What this task involves >> Transcribe every one of the following rows verbatim, keeping each character, space, and line break unchanged.

Given entries >>
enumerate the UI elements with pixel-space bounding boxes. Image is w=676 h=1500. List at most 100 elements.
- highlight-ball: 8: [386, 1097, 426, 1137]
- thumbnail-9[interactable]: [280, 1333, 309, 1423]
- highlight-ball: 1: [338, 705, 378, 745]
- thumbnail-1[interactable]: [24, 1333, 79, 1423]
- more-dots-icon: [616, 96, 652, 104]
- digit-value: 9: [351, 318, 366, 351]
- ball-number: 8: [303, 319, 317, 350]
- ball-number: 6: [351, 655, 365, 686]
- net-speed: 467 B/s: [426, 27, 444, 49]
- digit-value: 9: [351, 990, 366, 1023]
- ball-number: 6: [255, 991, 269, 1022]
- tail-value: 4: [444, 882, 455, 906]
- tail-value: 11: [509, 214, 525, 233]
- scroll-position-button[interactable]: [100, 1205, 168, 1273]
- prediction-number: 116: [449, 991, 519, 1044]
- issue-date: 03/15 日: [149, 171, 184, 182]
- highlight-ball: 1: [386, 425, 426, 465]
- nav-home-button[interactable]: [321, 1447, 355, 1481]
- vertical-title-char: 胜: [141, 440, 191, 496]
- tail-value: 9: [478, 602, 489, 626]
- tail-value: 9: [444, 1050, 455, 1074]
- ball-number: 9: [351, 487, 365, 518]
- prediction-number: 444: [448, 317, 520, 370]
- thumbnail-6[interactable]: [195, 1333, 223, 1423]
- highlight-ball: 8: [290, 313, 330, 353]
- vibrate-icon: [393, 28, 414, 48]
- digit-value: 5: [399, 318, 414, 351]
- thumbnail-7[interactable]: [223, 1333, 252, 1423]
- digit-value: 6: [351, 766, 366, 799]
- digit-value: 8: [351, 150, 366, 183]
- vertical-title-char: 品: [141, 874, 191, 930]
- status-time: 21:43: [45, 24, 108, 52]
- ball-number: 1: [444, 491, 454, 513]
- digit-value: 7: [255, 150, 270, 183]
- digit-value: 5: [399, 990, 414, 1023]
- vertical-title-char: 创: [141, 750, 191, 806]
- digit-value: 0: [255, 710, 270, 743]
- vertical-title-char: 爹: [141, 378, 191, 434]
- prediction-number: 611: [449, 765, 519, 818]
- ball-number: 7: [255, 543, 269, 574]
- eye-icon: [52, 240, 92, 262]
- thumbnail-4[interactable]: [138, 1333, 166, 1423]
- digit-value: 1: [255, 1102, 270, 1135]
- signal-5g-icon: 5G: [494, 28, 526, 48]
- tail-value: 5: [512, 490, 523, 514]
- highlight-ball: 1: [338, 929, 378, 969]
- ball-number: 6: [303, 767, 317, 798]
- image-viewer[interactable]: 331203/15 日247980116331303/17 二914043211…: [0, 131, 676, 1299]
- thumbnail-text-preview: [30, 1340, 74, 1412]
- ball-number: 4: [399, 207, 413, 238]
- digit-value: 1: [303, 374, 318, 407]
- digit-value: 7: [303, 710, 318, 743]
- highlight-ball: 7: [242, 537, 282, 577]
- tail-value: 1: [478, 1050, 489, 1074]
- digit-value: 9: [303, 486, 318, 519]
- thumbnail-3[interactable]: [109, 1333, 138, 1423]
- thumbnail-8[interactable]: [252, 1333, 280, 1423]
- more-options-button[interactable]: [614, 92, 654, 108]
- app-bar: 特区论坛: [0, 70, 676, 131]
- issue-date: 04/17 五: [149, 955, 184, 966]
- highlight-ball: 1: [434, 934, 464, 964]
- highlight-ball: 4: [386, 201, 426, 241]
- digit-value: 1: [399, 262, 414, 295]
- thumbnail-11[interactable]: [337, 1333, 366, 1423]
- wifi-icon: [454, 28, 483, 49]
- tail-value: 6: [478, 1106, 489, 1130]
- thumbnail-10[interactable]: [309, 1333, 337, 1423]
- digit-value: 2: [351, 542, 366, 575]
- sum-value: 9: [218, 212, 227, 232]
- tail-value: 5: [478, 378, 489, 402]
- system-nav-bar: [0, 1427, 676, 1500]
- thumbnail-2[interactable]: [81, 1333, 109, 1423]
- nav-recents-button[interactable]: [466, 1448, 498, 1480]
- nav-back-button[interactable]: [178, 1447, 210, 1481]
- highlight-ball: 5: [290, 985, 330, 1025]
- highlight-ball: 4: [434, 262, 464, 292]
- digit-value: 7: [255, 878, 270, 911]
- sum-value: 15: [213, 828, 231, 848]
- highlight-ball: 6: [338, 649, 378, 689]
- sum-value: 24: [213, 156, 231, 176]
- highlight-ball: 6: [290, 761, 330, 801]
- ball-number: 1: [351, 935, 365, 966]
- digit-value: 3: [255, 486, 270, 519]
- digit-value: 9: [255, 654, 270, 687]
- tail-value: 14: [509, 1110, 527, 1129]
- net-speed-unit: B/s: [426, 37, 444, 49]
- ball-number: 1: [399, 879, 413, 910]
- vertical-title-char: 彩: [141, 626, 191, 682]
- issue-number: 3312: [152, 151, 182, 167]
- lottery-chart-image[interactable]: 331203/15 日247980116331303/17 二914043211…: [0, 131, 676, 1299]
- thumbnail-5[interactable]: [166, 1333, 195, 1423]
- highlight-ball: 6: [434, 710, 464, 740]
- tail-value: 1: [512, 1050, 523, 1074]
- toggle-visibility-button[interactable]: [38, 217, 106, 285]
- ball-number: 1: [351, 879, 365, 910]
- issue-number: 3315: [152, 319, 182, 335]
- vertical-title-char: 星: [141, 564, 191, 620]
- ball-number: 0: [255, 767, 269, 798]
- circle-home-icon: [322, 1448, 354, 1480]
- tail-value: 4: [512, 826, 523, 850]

Written answer >>
enumerate the UI elements with pixel-space bounding boxes. Image is w=676 h=1500. List at most 100 elements.
- highlight-ball: 8: [386, 1097, 426, 1137]
- thumbnail-9[interactable]: [280, 1333, 309, 1423]
- highlight-ball: 1: [338, 705, 378, 745]
- thumbnail-1[interactable]: [24, 1333, 79, 1423]
- more-dots-icon: [616, 96, 652, 104]
- digit-value: 9: [351, 318, 366, 351]
- ball-number: 8: [303, 319, 317, 350]
- ball-number: 6: [351, 655, 365, 686]
- net-speed: 467 B/s: [426, 27, 444, 49]
- digit-value: 9: [351, 990, 366, 1023]
- ball-number: 6: [255, 991, 269, 1022]
- tail-value: 4: [444, 882, 455, 906]
- tail-value: 11: [509, 214, 525, 233]
- scroll-position-button[interactable]: [100, 1205, 168, 1273]
- prediction-number: 116: [449, 991, 519, 1044]
- issue-date: 03/15 日: [149, 171, 184, 182]
- highlight-ball: 1: [386, 425, 426, 465]
- nav-home-button[interactable]: [321, 1447, 355, 1481]
- vertical-title-char: 胜: [141, 440, 191, 496]
- tail-value: 9: [478, 602, 489, 626]
- tail-value: 9: [444, 1050, 455, 1074]
- ball-number: 9: [351, 487, 365, 518]
- prediction-number: 444: [448, 317, 520, 370]
- thumbnail-6[interactable]: [195, 1333, 223, 1423]
- highlight-ball: 8: [290, 313, 330, 353]
- vibrate-icon: [393, 28, 414, 48]
- digit-value: 5: [399, 318, 414, 351]
- thumbnail-7[interactable]: [223, 1333, 252, 1423]
- digit-value: 6: [351, 766, 366, 799]
- digit-value: 8: [351, 150, 366, 183]
- vertical-title-char: 品: [141, 874, 191, 930]
- status-time: 21:43: [45, 24, 108, 52]
- ball-number: 1: [444, 491, 454, 513]
- digit-value: 7: [255, 150, 270, 183]
- digit-value: 5: [399, 990, 414, 1023]
- vertical-title-char: 创: [141, 750, 191, 806]
- digit-value: 0: [255, 710, 270, 743]
- vertical-title-char: 爹: [141, 378, 191, 434]
- prediction-number: 611: [449, 765, 519, 818]
- ball-number: 7: [255, 543, 269, 574]
- eye-icon: [52, 240, 92, 262]
- thumbnail-4[interactable]: [138, 1333, 166, 1423]
- digit-value: 1: [255, 1102, 270, 1135]
- signal-5g-icon: 5G: [494, 28, 526, 48]
- tail-value: 5: [512, 490, 523, 514]
- highlight-ball: 1: [338, 929, 378, 969]
- ball-number: 6: [303, 767, 317, 798]
- image-viewer[interactable]: 331203/15 日247980116331303/17 二914043211…: [0, 131, 676, 1299]
- thumbnail-text-preview: [30, 1340, 74, 1412]
- ball-number: 4: [399, 207, 413, 238]
- digit-value: 1: [303, 374, 318, 407]
- digit-value: 7: [303, 710, 318, 743]
- highlight-ball: 7: [242, 537, 282, 577]
- tail-value: 1: [478, 1050, 489, 1074]
- digit-value: 9: [303, 486, 318, 519]
- thumbnail-3[interactable]: [109, 1333, 138, 1423]
- thumbnail-8[interactable]: [252, 1333, 280, 1423]
- more-options-button[interactable]: [614, 92, 654, 108]
- app-bar: 特区论坛: [0, 70, 676, 131]
- issue-date: 04/17 五: [149, 955, 184, 966]
- highlight-ball: 1: [434, 934, 464, 964]
- highlight-ball: 4: [386, 201, 426, 241]
- digit-value: 1: [399, 262, 414, 295]
- thumbnail-11[interactable]: [337, 1333, 366, 1423]
- wifi-icon: [454, 28, 483, 49]
- tail-value: 6: [478, 1106, 489, 1130]
- thumbnail-10[interactable]: [309, 1333, 337, 1423]
- digit-value: 2: [351, 542, 366, 575]
- sum-value: 9: [218, 212, 227, 232]
- tail-value: 5: [478, 378, 489, 402]
- system-nav-bar: [0, 1427, 676, 1500]
- thumbnail-2[interactable]: [81, 1333, 109, 1423]
- nav-recents-button[interactable]: [466, 1448, 498, 1480]
- nav-back-button[interactable]: [178, 1447, 210, 1481]
- highlight-ball: 5: [290, 985, 330, 1025]
- highlight-ball: 4: [434, 262, 464, 292]
- digit-value: 7: [255, 878, 270, 911]
- sum-value: 15: [213, 828, 231, 848]
- highlight-ball: 6: [338, 649, 378, 689]
- sum-value: 24: [213, 156, 231, 176]
- highlight-ball: 6: [290, 761, 330, 801]
- ball-number: 1: [351, 935, 365, 966]
- digit-value: 3: [255, 486, 270, 519]
- digit-value: 9: [255, 654, 270, 687]
- tail-value: 14: [509, 1110, 527, 1129]
- net-speed-unit: B/s: [426, 37, 444, 49]
- ball-number: 1: [399, 879, 413, 910]
- vertical-title-char: 彩: [141, 626, 191, 682]
- issue-number: 3312: [152, 151, 182, 167]
- lottery-chart-image[interactable]: 331203/15 日247980116331303/17 二914043211…: [0, 131, 676, 1299]
- thumbnail-5[interactable]: [166, 1333, 195, 1423]
- highlight-ball: 6: [434, 710, 464, 740]
- tail-value: 1: [512, 1050, 523, 1074]
- toggle-visibility-button[interactable]: [38, 217, 106, 285]
- ball-number: 1: [351, 879, 365, 910]
- issue-number: 3315: [152, 319, 182, 335]
- vertical-title-char: 星: [141, 564, 191, 620]
- ball-number: 0: [255, 767, 269, 798]
- circle-home-icon: [322, 1448, 354, 1480]
- tail-value: 4: [512, 826, 523, 850]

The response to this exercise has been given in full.